Entries from a dataset
════════

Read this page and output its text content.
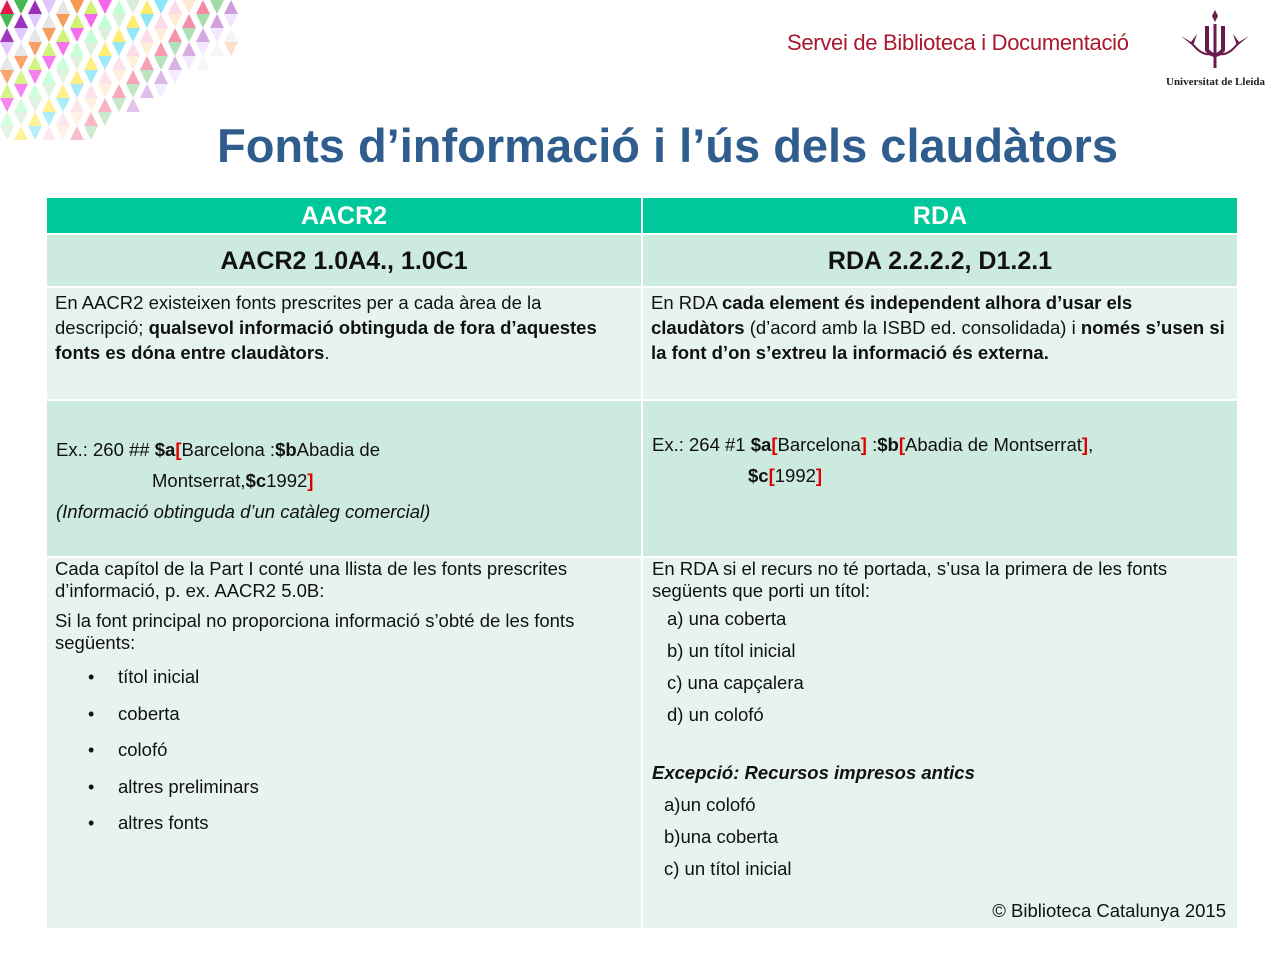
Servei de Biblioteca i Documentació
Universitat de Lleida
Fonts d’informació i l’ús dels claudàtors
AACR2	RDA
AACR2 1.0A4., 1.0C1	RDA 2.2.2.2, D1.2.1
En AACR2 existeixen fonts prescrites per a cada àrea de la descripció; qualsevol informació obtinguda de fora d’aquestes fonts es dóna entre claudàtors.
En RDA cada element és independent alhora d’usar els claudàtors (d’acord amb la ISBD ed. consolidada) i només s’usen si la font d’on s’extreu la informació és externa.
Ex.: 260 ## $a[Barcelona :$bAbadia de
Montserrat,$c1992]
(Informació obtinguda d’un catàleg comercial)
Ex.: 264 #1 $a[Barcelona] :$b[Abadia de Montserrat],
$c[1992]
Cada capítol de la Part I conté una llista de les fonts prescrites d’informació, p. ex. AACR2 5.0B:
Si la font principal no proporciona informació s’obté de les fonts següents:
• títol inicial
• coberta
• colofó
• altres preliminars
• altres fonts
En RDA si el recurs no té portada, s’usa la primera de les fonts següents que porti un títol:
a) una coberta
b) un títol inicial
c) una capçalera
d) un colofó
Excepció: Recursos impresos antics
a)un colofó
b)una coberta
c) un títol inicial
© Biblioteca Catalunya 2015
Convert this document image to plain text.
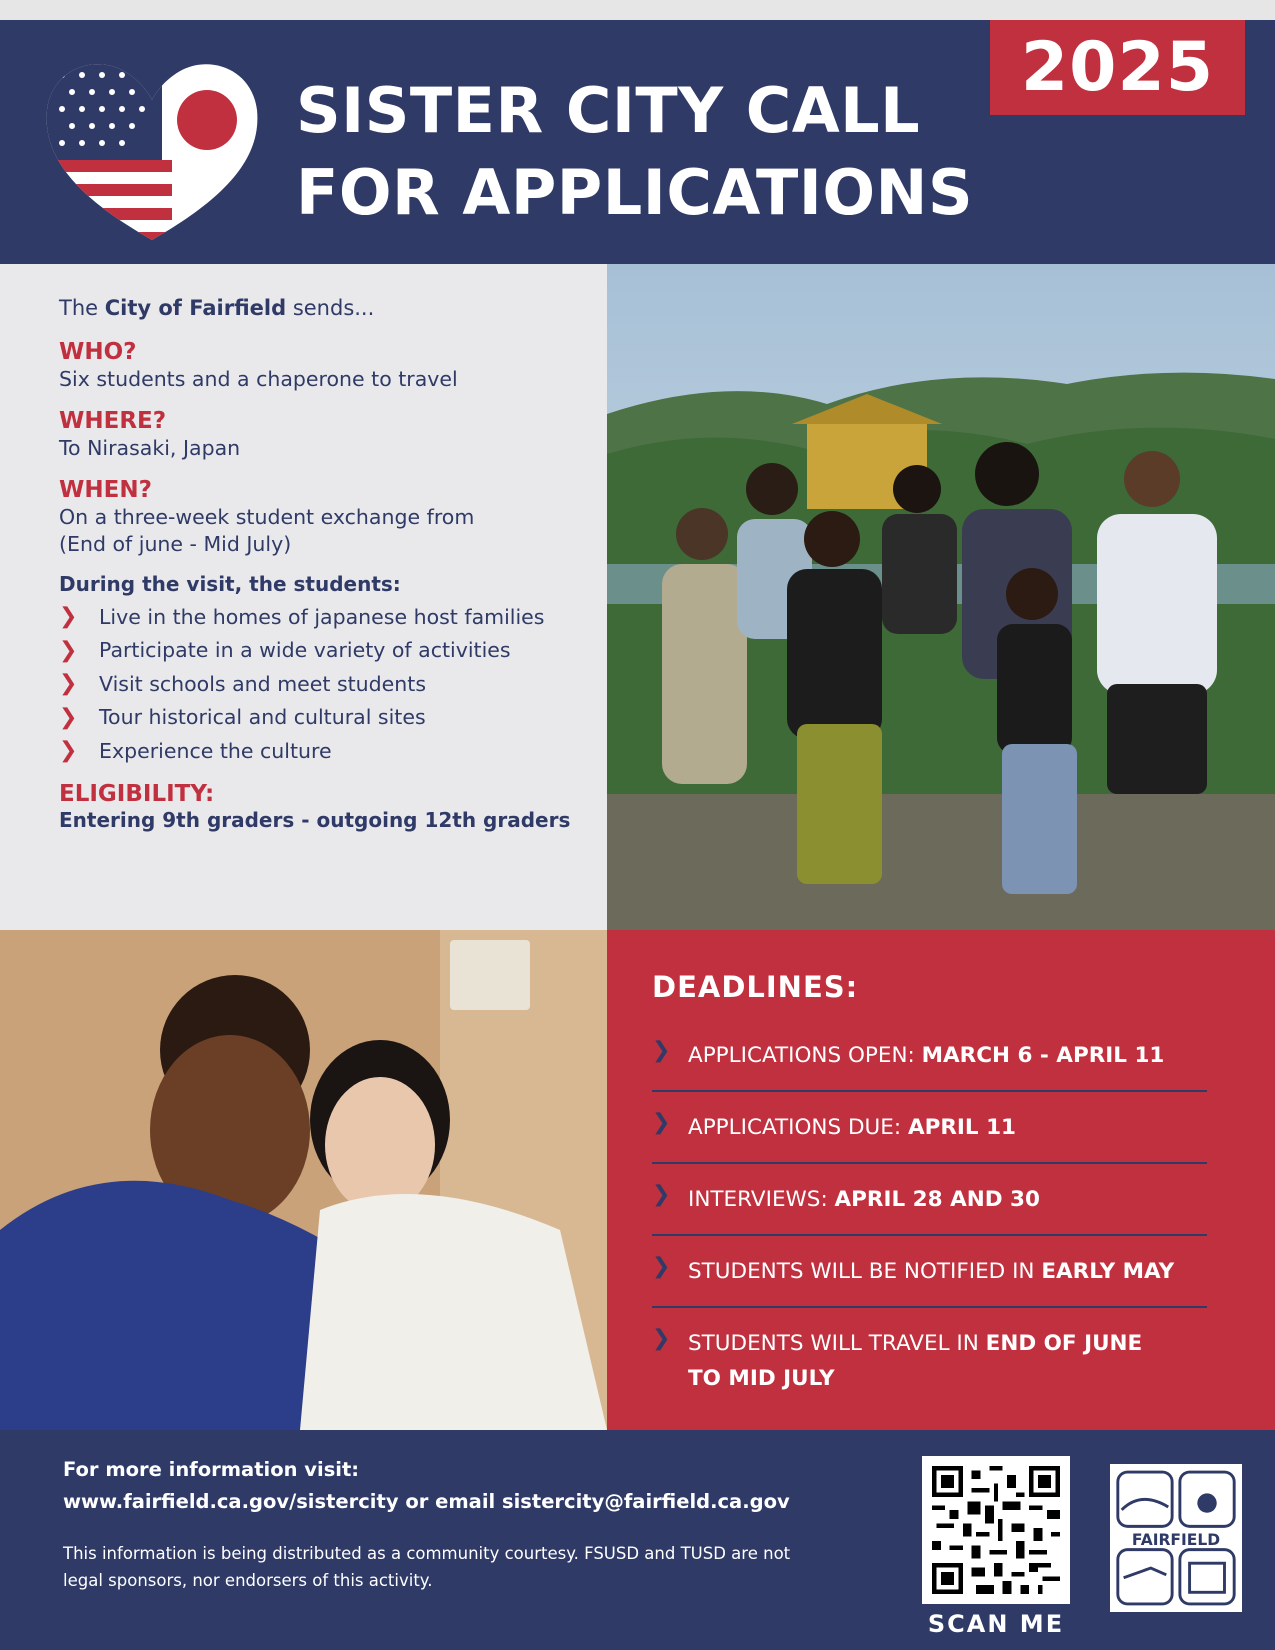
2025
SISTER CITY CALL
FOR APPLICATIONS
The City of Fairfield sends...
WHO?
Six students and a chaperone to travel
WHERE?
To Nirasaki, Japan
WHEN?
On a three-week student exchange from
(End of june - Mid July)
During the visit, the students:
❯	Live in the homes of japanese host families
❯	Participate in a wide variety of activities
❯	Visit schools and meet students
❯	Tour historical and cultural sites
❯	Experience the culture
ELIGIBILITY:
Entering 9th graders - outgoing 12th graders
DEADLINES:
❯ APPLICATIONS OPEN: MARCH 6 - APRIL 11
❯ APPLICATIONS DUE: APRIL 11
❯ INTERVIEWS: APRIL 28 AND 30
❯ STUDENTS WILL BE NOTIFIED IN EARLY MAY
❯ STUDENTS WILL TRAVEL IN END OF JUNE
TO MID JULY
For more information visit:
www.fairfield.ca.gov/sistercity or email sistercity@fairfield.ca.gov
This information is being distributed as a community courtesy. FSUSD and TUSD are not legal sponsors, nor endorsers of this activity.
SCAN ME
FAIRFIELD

════════

GIVEN REQUEST |
Point out every line holding the string "prescrites" and copy it.

WORKED SOLUTION |
En AACR2 existeixen fonts prescrites per a cada àrea de la descripció; qualsevol informació obtinguda de fora d’aquestes fonts es dóna entre claudàtors.
Cada capítol de la Part I conté una llista de les fonts prescrites d’informació, p. ex. AACR2 5.0B:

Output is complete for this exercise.